### What to produce
Lines that include the word "Group" are the ones to copy.

[Dataset rows]
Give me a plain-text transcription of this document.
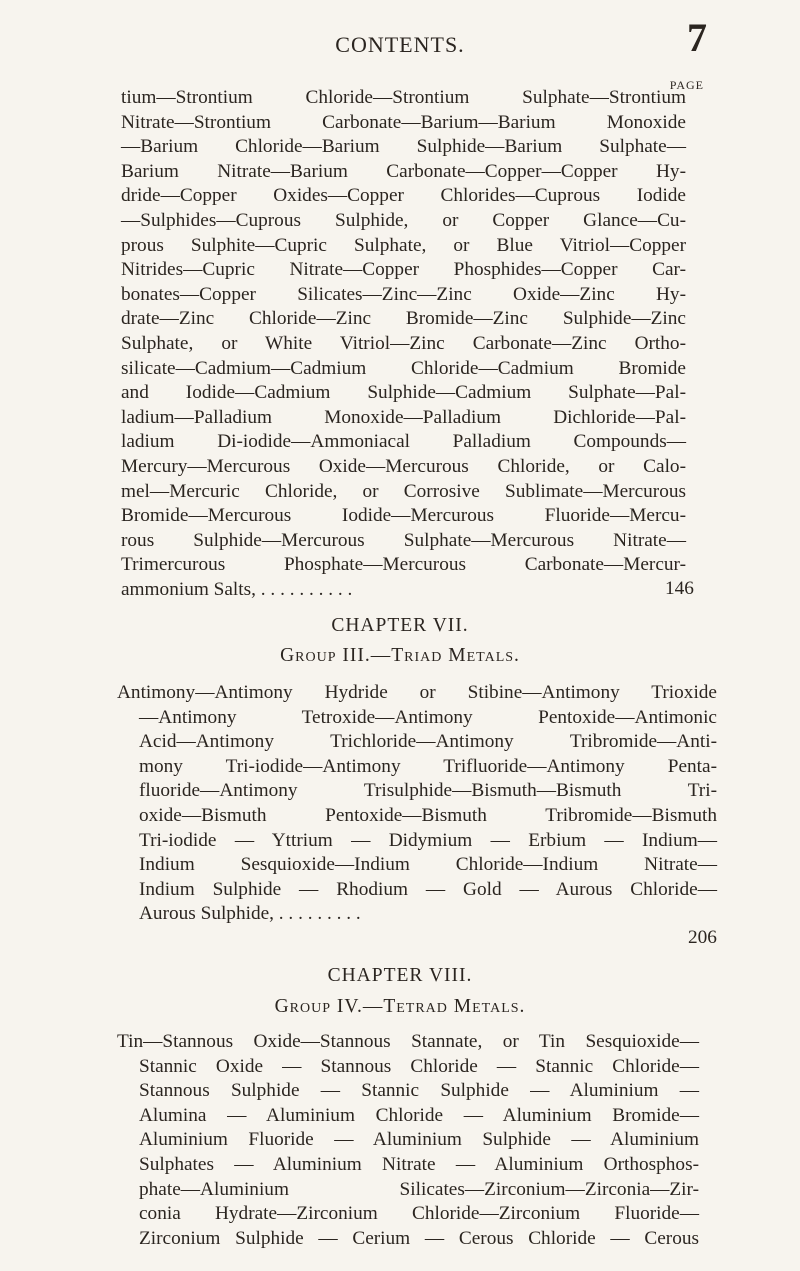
CONTENTS.	7
PAGE
tium—Strontium Chloride—Strontium Sulphate—Strontium
Nitrate—Strontium Carbonate—Barium—Barium Monoxide
—Barium Chloride—Barium Sulphide—Barium Sulphate—
Barium Nitrate—Barium Carbonate—Copper—Copper Hy-
dride—Copper Oxides—Copper Chlorides—Cuprous Iodide
—Sulphides—Cuprous Sulphide, or Copper Glance—Cu-
prous Sulphite—Cupric Sulphate, or Blue Vitriol—Copper
Nitrides—Cupric Nitrate—Copper Phosphides—Copper Car-
bonates—Copper Silicates—Zinc—Zinc Oxide—Zinc Hy-
drate—Zinc Chloride—Zinc Bromide—Zinc Sulphide—Zinc
Sulphate, or White Vitriol—Zinc Carbonate—Zinc Ortho-
silicate—Cadmium—Cadmium Chloride—Cadmium Bromide
and Iodide—Cadmium Sulphide—Cadmium Sulphate—Pal-
ladium—Palladium Monoxide—Palladium Dichloride—Pal-
ladium Di-iodide—Ammoniacal Palladium Compounds—
Mercury—Mercurous Oxide—Mercurous Chloride, or Calo-
mel—Mercuric Chloride, or Corrosive Sublimate—Mercurous
Bromide—Mercurous Iodide—Mercurous Fluoride—Mercu-
rous Sulphide—Mercurous Sulphate—Mercurous Nitrate—
Trimercurous Phosphate—Mercurous Carbonate—Mercur-
ammonium Salts, . . . . . . . . . .	146
CHAPTER VII.
Group III.—Triad Metals.
Antimony—Antimony Hydride or Stibine—Antimony Trioxide
—Antimony Tetroxide—Antimony Pentoxide—Antimonic
Acid—Antimony Trichloride—Antimony Tribromide—Anti-
mony Tri-iodide—Antimony Trifluoride—Antimony Penta-
fluoride—Antimony Trisulphide—Bismuth—Bismuth Tri-
oxide—Bismuth Pentoxide—Bismuth Tribromide—Bismuth
Tri-iodide — Yttrium — Didymium — Erbium — Indium—
Indium Sesquioxide—Indium Chloride—Indium Nitrate—
Indium Sulphide — Rhodium — Gold — Aurous Chloride—
Aurous Sulphide, . . . . . . . . .
206
CHAPTER VIII.
Group IV.—Tetrad Metals.
Tin—Stannous Oxide—Stannous Stannate, or Tin Sesquioxide—
Stannic Oxide — Stannous Chloride — Stannic Chloride—
Stannous Sulphide — Stannic Sulphide — Aluminium —
Alumina — Aluminium Chloride — Aluminium Bromide—
Aluminium Fluoride — Aluminium Sulphide — Aluminium
Sulphates — Aluminium Nitrate — Aluminium Orthosphos-
phate—Aluminium Silicates—Zirconium—Zirconia—Zir-
conia Hydrate—Zirconium Chloride—Zirconium Fluoride—
Zirconium Sulphide — Cerium — Cerous Chloride — Cerous
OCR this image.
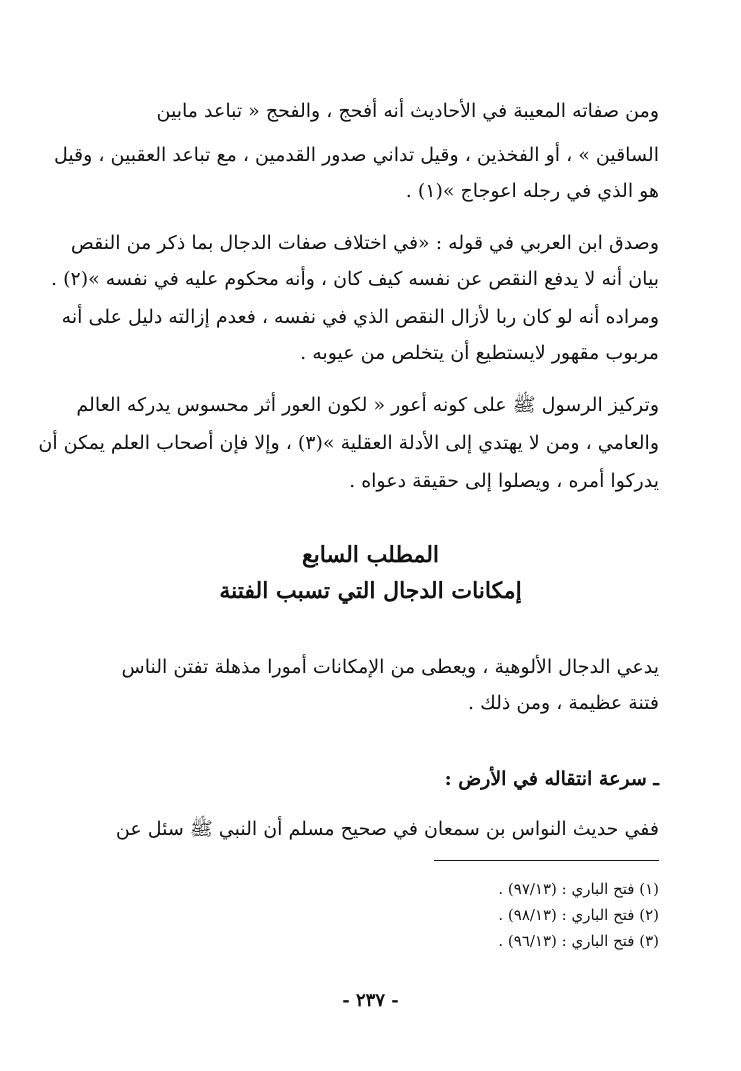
ومن صفاته المعيبة في الأحاديث أنه أفحج ، والفحج « تباعد مابين
الساقين » ، أو الفخذين ، وقيل تداني صدور القدمين ، مع تباعد العقبين ، وقيل
هو الذي في رجله اعوجاج »(١) .
وصدق ابن العربي في قوله : «في اختلاف صفات الدجال بما ذكر من النقص
بيان أنه لا يدفع النقص عن نفسه كيف كان ، وأنه محكوم عليه في نفسه »(٢) .
ومراده أنه لو كان ربا لأزال النقص الذي في نفسه ، فعدم إزالته دليل على أنه
مربوب مقهور لايستطيع أن يتخلص من عيوبه .
وتركيز الرسول ﷺ على كونه أعور « لكون العور أثر محسوس يدركه العالم
والعامي ، ومن لا يهتدي إلى الأدلة العقلية »(٣) ، وإلا فإن أصحاب العلم يمكن أن
يدركوا أمره ، ويصلوا إلى حقيقة دعواه .
المطلب السابع
إمكانات الدجال التي تسبب الفتنة
يدعي الدجال الألوهية ، ويعطى من الإمكانات أمورا مذهلة تفتن الناس
فتنة عظيمة ، ومن ذلك .
ـ سرعة انتقاله في الأرض :
ففي حديث النواس بن سمعان في صحيح مسلم أن النبي ﷺ سئل عن
(١) فتح الباري : (٩٧/١٣) .
(٢) فتح الباري : (٩٨/١٣) .
(٣) فتح الباري : (٩٦/١٣) .
- ٢٣٧ -
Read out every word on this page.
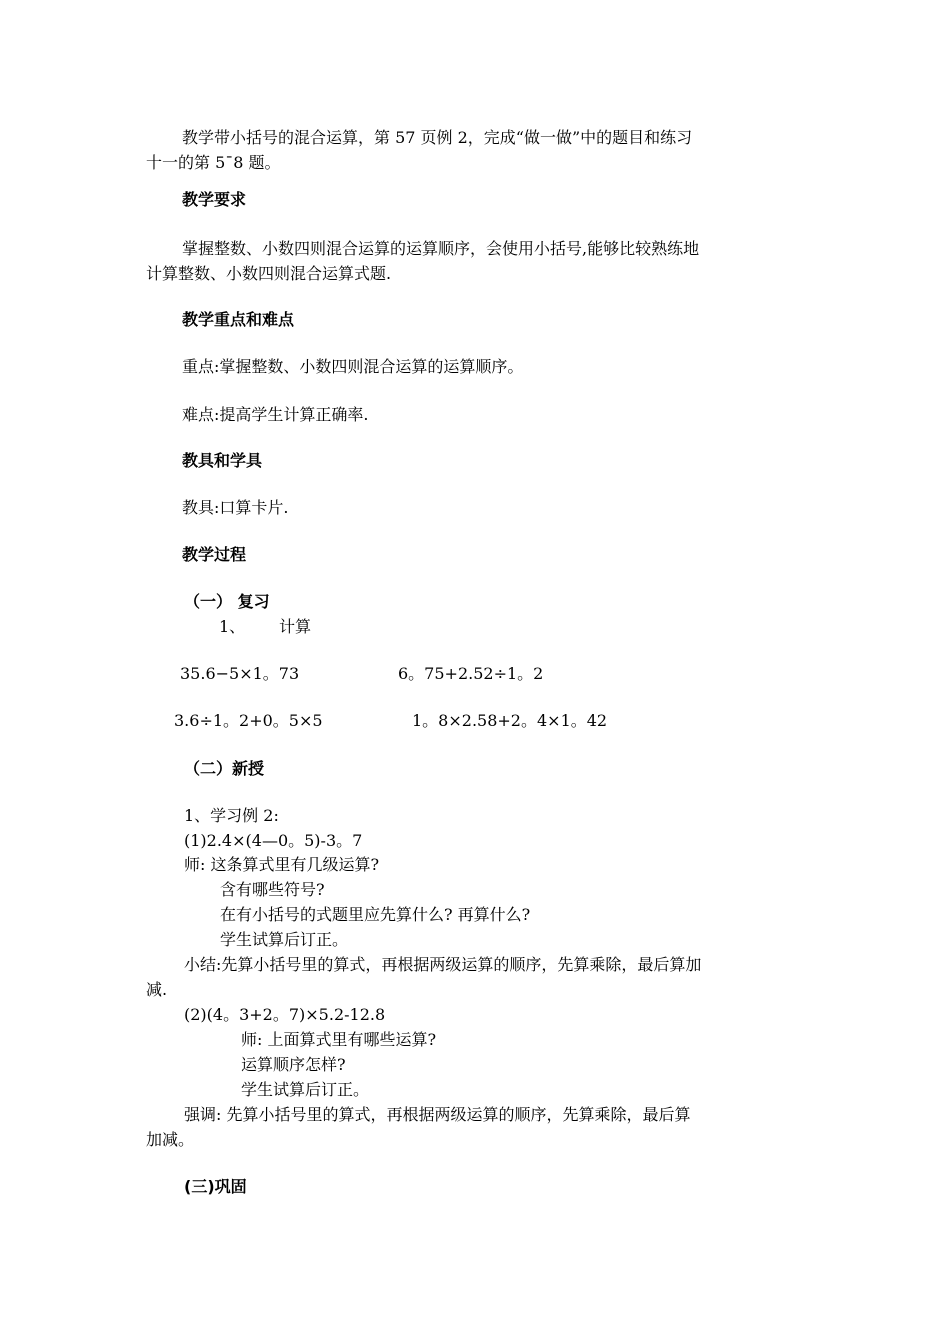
教学带小括号的混合运算，第 57 页例 2，完成“做一做”中的题目和练习
十一的第 5¯8 题。
教学要求
掌握整数、小数四则混合运算的运算顺序，会使用小括号,能够比较熟练地
计算整数、小数四则混合运算式题.
教学重点和难点
重点:掌握整数、小数四则混合运算的运算顺序。
难点:提高学生计算正确率.
教具和学具
教具:口算卡片.
教学过程
（一） 复习
1、 计算
35.6−5×1。73	6。75+2.52÷1。2
3.6÷1。2+0。5×5	1。8×2.58+2。4×1。42
（二）新授
1、学习例 2:
(1)2.4×(4—0。5)-3。7
师: 这条算式里有几级运算?
含有哪些符号?
在有小括号的式题里应先算什么? 再算什么?
学生试算后订正。
小结:先算小括号里的算式，再根据两级运算的顺序，先算乘除，最后算加
减.
(2)(4。3+2。7)×5.2-12.8
师: 上面算式里有哪些运算?
运算顺序怎样?
学生试算后订正。
强调: 先算小括号里的算式，再根据两级运算的顺序，先算乘除，最后算
加减。
(三)巩固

### Right answer
Group III.—Triad Metals.
Group IV.—Tetrad Metals.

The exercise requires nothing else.